Instructions to follow:
Below is some material; transcribe all of it exactly.

=== Task inputs ===

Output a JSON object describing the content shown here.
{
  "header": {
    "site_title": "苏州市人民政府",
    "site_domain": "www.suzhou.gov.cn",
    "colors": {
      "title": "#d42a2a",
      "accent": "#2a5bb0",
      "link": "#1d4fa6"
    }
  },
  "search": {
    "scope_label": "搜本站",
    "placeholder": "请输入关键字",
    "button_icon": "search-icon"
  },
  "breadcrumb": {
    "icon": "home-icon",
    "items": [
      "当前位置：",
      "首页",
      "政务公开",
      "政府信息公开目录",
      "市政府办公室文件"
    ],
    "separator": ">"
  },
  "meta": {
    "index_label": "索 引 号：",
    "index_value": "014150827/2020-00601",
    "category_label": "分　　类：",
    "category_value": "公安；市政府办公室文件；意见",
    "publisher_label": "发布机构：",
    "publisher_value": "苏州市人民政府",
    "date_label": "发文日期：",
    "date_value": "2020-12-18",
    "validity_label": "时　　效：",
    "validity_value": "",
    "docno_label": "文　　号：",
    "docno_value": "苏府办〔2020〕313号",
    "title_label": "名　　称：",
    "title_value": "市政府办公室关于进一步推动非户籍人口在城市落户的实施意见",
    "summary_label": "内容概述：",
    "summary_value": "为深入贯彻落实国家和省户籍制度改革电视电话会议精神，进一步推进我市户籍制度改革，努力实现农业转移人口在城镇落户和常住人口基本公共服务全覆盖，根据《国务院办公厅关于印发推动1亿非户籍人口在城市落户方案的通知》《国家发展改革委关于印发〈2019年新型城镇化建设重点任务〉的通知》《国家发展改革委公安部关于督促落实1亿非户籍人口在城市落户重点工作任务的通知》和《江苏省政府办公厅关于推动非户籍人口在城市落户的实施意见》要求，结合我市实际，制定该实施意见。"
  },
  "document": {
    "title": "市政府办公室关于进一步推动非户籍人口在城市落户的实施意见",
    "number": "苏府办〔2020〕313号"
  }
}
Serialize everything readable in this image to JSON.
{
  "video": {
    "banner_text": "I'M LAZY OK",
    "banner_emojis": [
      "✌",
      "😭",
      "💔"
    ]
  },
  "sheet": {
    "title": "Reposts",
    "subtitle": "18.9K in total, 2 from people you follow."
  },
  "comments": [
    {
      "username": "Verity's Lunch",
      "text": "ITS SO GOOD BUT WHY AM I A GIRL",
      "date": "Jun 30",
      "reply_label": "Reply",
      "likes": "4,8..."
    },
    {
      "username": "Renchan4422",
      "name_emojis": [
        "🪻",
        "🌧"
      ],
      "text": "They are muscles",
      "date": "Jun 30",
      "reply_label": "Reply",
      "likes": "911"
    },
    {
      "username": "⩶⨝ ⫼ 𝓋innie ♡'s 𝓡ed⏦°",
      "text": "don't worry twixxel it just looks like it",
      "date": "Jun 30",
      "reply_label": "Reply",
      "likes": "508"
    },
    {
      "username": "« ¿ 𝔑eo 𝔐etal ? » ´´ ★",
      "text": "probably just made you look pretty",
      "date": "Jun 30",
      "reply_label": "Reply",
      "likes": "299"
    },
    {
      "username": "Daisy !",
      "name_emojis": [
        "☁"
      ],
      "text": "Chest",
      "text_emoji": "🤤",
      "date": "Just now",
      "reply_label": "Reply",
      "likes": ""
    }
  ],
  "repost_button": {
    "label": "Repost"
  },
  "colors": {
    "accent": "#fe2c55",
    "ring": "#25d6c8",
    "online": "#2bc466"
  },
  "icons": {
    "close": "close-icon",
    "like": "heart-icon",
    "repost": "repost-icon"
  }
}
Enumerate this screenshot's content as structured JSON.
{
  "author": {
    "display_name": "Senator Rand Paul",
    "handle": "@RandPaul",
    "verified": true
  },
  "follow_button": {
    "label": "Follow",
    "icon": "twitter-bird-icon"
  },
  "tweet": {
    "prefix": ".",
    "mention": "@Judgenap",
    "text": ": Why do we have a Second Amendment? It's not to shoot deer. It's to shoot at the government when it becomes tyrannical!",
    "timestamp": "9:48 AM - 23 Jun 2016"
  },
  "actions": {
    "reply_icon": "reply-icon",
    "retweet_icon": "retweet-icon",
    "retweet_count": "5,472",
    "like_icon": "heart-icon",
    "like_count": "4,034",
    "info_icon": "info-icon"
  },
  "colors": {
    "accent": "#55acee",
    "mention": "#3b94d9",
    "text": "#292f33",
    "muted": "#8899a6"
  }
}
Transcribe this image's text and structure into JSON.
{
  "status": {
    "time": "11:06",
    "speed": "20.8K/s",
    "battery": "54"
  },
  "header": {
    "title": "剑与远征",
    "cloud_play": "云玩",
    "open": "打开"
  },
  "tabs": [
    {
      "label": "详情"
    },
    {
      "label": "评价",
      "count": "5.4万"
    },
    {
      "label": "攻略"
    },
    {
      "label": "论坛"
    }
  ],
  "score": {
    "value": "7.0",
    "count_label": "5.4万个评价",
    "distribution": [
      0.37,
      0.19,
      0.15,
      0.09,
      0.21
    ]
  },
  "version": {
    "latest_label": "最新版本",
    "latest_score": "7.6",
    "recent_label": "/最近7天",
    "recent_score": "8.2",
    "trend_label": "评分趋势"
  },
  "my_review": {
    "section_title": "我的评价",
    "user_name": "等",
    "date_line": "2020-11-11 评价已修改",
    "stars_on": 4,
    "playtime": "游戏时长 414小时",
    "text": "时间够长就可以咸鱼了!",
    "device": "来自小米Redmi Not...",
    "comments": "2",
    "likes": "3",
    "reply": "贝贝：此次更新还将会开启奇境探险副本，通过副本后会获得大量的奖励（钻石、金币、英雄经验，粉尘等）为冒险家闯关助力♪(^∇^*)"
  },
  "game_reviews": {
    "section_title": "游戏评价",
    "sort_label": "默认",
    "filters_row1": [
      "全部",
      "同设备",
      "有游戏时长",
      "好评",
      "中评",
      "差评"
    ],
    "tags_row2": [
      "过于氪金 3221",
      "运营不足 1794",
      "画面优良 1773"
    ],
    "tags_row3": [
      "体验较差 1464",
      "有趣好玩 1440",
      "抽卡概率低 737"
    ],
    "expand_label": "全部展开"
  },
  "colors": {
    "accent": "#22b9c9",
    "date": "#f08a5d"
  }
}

===

Written response:
Output a JSON object describing the content shown here.
{
  "header": {
    "site_title": "苏州市人民政府",
    "site_domain": "www.suzhou.gov.cn",
    "colors": {
      "title": "#d42a2a",
      "accent": "#2a5bb0",
      "link": "#1d4fa6"
    }
  },
  "search": {
    "scope_label": "搜本站",
    "placeholder": "请输入关键字",
    "button_icon": "search-icon"
  },
  "breadcrumb": {
    "icon": "home-icon",
    "items": [
      "当前位置：",
      "首页",
      "政务公开",
      "政府信息公开目录",
      "市政府办公室文件"
    ],
    "separator": ">"
  },
  "meta": {
    "index_label": "索 引 号：",
    "index_value": "014150827/2020-00601",
    "category_label": "分　　类：",
    "category_value": "公安；市政府办公室文件；意见",
    "publisher_label": "发布机构：",
    "publisher_value": "苏州市人民政府",
    "date_label": "发文日期：",
    "date_value": "2020-12-18",
    "validity_label": "时　　效：",
    "validity_value": "",
    "docno_label": "文　　号：",
    "docno_value": "苏府办〔2020〕313号",
    "title_label": "名　　称：",
    "title_value": "市政府办公室关于进一步推动非户籍人口在城市落户的实施意见",
    "summary_label": "内容概述：",
    "summary_value": "为深入贯彻落实国家和省户籍制度改革电视电话会议精神，进一步推进我市户籍制度改革，努力实现农业转移人口在城镇落户和常住人口基本公共服务全覆盖，根据《国务院办公厅关于印发推动1亿非户籍人口在城市落户方案的通知》《国家发展改革委关于印发〈2019年新型城镇化建设重点任务〉的通知》《国家发展改革委公安部关于督促落实1亿非户籍人口在城市落户重点工作任务的通知》和《江苏省政府办公厅关于推动非户籍人口在城市落户的实施意见》要求，结合我市实际，制定该实施意见。"
  },
  "document": {
    "title": "市政府办公室关于进一步推动非户籍人口在城市落户的实施意见",
    "number": "苏府办〔2020〕313号"
  }
}
Serialize everything readable in this image to JSON.
{
  "video": {
    "banner_text": "I'M LAZY OK",
    "banner_emojis": [
      "✌",
      "😭",
      "💔"
    ]
  },
  "sheet": {
    "title": "Reposts",
    "subtitle": "18.9K in total, 2 from people you follow."
  },
  "comments": [
    {
      "username": "Verity's Lunch",
      "text": "ITS SO GOOD BUT WHY AM I A GIRL",
      "date": "Jun 30",
      "reply_label": "Reply",
      "likes": "4,8..."
    },
    {
      "username": "Renchan4422",
      "name_emojis": [
        "🪻",
        "🌧"
      ],
      "text": "They are muscles",
      "date": "Jun 30",
      "reply_label": "Reply",
      "likes": "911"
    },
    {
      "username": "⩶⨝ ⫼ 𝓋innie ♡'s 𝓡ed⏦°",
      "text": "don't worry twixxel it just looks like it",
      "date": "Jun 30",
      "reply_label": "Reply",
      "likes": "508"
    },
    {
      "username": "« ¿ 𝔑eo 𝔐etal ? » ´´ ★",
      "text": "probably just made you look pretty",
      "date": "Jun 30",
      "reply_label": "Reply",
      "likes": "299"
    },
    {
      "username": "Daisy !",
      "name_emojis": [
        "☁"
      ],
      "text": "Chest",
      "text_emoji": "🤤",
      "date": "Just now",
      "reply_label": "Reply",
      "likes": ""
    }
  ],
  "repost_button": {
    "label": "Repost"
  },
  "colors": {
    "accent": "#fe2c55",
    "ring": "#25d6c8",
    "online": "#2bc466"
  },
  "icons": {
    "close": "close-icon",
    "like": "heart-icon",
    "repost": "repost-icon"
  }
}
Enumerate this screenshot's content as structured JSON.
{
  "author": {
    "display_name": "Senator Rand Paul",
    "handle": "@RandPaul",
    "verified": true
  },
  "follow_button": {
    "label": "Follow",
    "icon": "twitter-bird-icon"
  },
  "tweet": {
    "prefix": ".",
    "mention": "@Judgenap",
    "text": ": Why do we have a Second Amendment? It's not to shoot deer. It's to shoot at the government when it becomes tyrannical!",
    "timestamp": "9:48 AM - 23 Jun 2016"
  },
  "actions": {
    "reply_icon": "reply-icon",
    "retweet_icon": "retweet-icon",
    "retweet_count": "5,472",
    "like_icon": "heart-icon",
    "like_count": "4,034",
    "info_icon": "info-icon"
  },
  "colors": {
    "accent": "#55acee",
    "mention": "#3b94d9",
    "text": "#292f33",
    "muted": "#8899a6"
  }
}
Transcribe this image's text and structure into JSON.
{
  "status": {
    "time": "11:06",
    "speed": "20.8K/s",
    "battery": "54"
  },
  "header": {
    "title": "剑与远征",
    "cloud_play": "云玩",
    "open": "打开"
  },
  "tabs": [
    {
      "label": "详情"
    },
    {
      "label": "评价",
      "count": "5.4万"
    },
    {
      "label": "攻略"
    },
    {
      "label": "论坛"
    }
  ],
  "score": {
    "value": "7.0",
    "count_label": "5.4万个评价",
    "distribution": [
      0.37,
      0.19,
      0.15,
      0.09,
      0.21
    ]
  },
  "version": {
    "latest_label": "最新版本",
    "latest_score": "7.6",
    "recent_label": "/最近7天",
    "recent_score": "8.2",
    "trend_label": "评分趋势"
  },
  "my_review": {
    "section_title": "我的评价",
    "user_name": "等",
    "date_line": "2020-11-11 评价已修改",
    "stars_on": 4,
    "playtime": "游戏时长 414小时",
    "text": "时间够长就可以咸鱼了!",
    "device": "来自小米Redmi Not...",
    "comments": "2",
    "likes": "3",
    "reply": "贝贝：此次更新还将会开启奇境探险副本，通过副本后会获得大量的奖励（钻石、金币、英雄经验，粉尘等）为冒险家闯关助力♪(^∇^*)"
  },
  "game_reviews": {
    "section_title": "游戏评价",
    "sort_label": "默认",
    "filters_row1": [
      "全部",
      "同设备",
      "有游戏时长",
      "好评",
      "中评",
      "差评"
    ],
    "tags_row2": [
      "过于氪金 3221",
      "运营不足 1794",
      "画面优良 1773"
    ],
    "tags_row3": [
      "体验较差 1464",
      "有趣好玩 1440",
      "抽卡概率低 737"
    ],
    "expand_label": "全部展开"
  },
  "colors": {
    "accent": "#22b9c9",
    "date": "#f08a5d"
  }
}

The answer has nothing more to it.